**Problem statement**
From the entries that follow, list every line in which the string "down" appears.

(Recorded data)
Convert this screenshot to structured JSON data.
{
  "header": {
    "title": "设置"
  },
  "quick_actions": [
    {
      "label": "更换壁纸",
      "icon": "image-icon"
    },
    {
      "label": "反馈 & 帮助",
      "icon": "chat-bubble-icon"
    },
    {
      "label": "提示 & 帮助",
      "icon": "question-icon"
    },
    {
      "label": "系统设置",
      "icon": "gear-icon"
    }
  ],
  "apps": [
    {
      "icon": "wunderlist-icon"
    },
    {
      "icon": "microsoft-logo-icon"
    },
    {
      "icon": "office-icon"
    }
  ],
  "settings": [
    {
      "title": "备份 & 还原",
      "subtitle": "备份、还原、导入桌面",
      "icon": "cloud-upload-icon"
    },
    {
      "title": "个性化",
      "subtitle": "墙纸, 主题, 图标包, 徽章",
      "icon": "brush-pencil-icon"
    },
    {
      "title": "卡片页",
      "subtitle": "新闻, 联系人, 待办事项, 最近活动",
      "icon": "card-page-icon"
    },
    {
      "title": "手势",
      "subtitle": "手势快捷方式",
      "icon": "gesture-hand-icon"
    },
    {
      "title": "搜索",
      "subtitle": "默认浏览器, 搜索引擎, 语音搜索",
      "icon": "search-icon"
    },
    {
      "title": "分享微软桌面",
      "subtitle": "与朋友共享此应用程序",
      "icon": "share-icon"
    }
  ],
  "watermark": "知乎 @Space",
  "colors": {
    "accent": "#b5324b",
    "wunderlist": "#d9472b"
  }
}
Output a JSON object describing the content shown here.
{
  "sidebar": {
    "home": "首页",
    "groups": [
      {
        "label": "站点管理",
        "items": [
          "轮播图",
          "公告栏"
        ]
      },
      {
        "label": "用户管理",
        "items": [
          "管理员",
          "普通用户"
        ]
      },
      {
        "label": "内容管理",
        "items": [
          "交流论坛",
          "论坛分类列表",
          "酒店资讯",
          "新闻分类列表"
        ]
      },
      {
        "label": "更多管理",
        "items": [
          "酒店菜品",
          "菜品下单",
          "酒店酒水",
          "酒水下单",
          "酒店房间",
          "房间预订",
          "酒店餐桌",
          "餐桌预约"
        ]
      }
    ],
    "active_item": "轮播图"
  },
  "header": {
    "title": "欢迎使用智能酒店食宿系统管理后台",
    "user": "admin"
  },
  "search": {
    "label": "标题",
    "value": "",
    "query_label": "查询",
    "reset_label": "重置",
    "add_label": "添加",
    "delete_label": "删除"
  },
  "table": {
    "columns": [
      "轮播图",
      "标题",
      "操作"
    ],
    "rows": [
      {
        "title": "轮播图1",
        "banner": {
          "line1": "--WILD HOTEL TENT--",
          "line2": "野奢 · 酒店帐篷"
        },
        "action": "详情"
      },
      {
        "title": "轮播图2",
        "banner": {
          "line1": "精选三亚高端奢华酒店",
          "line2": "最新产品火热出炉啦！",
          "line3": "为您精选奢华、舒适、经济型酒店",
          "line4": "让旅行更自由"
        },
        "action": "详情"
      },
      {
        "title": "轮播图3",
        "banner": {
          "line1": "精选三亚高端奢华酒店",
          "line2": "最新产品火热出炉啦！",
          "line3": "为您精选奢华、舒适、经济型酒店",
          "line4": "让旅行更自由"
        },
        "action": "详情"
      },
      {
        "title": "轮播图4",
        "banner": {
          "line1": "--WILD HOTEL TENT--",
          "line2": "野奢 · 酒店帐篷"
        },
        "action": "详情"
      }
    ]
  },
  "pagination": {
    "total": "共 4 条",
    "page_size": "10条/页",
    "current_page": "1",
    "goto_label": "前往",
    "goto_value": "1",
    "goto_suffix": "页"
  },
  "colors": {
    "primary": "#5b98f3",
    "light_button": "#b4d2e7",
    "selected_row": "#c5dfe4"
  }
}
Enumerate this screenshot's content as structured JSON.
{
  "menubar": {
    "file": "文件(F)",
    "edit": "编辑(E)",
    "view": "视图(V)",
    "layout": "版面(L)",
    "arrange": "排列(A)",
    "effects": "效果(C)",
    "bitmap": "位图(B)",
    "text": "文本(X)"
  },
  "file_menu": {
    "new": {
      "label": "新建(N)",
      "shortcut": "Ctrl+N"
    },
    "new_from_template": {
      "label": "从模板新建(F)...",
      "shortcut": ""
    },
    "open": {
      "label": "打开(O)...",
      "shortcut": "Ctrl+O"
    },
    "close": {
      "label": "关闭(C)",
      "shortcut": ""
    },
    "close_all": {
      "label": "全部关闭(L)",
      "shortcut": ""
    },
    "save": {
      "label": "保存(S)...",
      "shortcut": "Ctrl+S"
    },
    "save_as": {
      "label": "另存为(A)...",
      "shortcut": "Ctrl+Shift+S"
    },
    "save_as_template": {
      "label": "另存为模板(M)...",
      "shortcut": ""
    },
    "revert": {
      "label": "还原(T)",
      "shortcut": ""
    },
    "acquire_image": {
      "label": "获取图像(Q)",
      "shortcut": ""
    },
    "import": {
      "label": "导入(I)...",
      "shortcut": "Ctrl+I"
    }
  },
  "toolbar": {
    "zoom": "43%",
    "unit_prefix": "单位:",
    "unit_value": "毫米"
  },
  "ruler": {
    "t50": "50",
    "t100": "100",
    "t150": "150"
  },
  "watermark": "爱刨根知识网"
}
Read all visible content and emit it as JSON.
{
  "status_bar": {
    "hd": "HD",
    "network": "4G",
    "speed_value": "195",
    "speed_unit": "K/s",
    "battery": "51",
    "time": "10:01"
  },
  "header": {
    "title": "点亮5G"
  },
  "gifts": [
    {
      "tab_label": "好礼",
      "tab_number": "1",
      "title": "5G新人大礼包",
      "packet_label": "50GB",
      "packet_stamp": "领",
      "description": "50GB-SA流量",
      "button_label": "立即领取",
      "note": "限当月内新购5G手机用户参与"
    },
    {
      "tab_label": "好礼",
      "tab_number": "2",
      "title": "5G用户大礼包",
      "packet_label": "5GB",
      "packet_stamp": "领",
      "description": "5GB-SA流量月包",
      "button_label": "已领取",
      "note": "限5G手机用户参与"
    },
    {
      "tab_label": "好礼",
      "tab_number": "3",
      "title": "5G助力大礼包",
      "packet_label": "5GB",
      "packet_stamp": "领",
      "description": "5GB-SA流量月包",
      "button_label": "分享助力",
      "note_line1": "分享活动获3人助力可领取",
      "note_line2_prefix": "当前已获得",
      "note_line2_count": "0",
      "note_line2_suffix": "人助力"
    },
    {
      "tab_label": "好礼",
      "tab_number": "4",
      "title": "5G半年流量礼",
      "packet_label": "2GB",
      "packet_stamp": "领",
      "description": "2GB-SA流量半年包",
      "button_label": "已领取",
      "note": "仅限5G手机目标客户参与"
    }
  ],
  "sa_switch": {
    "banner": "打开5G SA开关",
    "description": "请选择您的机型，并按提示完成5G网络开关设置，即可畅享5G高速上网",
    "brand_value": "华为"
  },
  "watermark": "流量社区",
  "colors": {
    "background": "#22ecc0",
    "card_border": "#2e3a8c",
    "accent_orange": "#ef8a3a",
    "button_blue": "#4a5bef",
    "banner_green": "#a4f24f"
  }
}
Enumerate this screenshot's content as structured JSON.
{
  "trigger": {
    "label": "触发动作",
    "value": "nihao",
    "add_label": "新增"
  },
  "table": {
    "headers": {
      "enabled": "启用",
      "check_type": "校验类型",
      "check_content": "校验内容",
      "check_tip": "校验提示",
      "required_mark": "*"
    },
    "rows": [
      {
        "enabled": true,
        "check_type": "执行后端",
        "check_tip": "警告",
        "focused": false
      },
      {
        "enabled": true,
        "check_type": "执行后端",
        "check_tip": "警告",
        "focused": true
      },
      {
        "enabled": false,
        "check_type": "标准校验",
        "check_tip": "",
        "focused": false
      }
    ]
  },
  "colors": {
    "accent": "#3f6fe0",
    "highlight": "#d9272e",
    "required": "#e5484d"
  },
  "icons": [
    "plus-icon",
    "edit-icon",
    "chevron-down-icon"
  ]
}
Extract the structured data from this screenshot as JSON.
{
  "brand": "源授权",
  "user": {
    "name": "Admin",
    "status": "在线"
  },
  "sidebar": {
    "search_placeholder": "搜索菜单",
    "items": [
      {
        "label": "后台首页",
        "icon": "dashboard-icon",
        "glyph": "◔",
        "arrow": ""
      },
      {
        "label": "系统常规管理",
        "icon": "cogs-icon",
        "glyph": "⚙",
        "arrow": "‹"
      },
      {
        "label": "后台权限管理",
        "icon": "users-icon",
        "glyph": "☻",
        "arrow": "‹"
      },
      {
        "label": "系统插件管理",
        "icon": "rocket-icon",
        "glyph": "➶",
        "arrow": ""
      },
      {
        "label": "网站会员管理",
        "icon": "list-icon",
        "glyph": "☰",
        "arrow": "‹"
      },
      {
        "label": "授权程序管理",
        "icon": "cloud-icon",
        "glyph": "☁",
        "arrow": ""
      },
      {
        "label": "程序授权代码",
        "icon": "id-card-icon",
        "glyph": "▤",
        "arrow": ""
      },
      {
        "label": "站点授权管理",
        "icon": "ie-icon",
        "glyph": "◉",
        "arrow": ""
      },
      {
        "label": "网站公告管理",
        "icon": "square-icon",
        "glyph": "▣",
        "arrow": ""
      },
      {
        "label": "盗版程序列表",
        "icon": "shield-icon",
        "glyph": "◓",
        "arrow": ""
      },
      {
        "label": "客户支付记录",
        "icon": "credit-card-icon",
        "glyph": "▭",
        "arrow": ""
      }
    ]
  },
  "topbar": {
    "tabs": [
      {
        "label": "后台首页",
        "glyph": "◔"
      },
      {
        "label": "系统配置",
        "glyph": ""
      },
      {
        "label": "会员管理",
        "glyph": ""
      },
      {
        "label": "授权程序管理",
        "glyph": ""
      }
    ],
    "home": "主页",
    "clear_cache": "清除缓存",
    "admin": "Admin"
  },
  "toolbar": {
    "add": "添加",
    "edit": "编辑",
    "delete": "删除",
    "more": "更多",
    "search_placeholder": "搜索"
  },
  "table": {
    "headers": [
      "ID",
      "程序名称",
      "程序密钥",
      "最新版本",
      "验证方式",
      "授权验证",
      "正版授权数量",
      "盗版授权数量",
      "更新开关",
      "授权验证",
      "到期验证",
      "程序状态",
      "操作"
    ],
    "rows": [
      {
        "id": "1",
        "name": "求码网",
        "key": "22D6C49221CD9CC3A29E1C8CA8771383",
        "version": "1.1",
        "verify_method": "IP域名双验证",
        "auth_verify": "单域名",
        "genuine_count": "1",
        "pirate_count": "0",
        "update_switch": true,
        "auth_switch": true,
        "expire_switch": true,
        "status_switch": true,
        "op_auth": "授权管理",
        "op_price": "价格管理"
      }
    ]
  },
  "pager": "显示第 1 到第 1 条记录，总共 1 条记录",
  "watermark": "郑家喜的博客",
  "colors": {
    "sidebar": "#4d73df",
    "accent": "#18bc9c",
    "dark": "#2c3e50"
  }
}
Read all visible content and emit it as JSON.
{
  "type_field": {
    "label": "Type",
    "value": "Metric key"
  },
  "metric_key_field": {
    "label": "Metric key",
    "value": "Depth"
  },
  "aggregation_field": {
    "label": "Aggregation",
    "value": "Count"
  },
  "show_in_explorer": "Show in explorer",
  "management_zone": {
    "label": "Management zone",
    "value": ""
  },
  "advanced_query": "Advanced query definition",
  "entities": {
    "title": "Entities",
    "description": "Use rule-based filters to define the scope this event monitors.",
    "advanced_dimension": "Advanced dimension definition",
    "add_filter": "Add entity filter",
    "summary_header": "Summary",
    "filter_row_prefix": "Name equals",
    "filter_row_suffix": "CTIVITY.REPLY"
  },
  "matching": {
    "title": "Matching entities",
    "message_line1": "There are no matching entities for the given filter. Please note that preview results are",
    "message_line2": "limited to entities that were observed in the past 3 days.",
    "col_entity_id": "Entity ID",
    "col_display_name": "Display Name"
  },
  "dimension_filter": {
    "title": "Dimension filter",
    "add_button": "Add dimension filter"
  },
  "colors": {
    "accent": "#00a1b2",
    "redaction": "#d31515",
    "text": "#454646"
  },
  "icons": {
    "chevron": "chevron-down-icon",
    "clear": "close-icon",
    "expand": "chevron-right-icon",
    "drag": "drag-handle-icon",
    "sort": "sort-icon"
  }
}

**Output of the task**
    "chevron-down-icon"
    "chevron": "chevron-down-icon",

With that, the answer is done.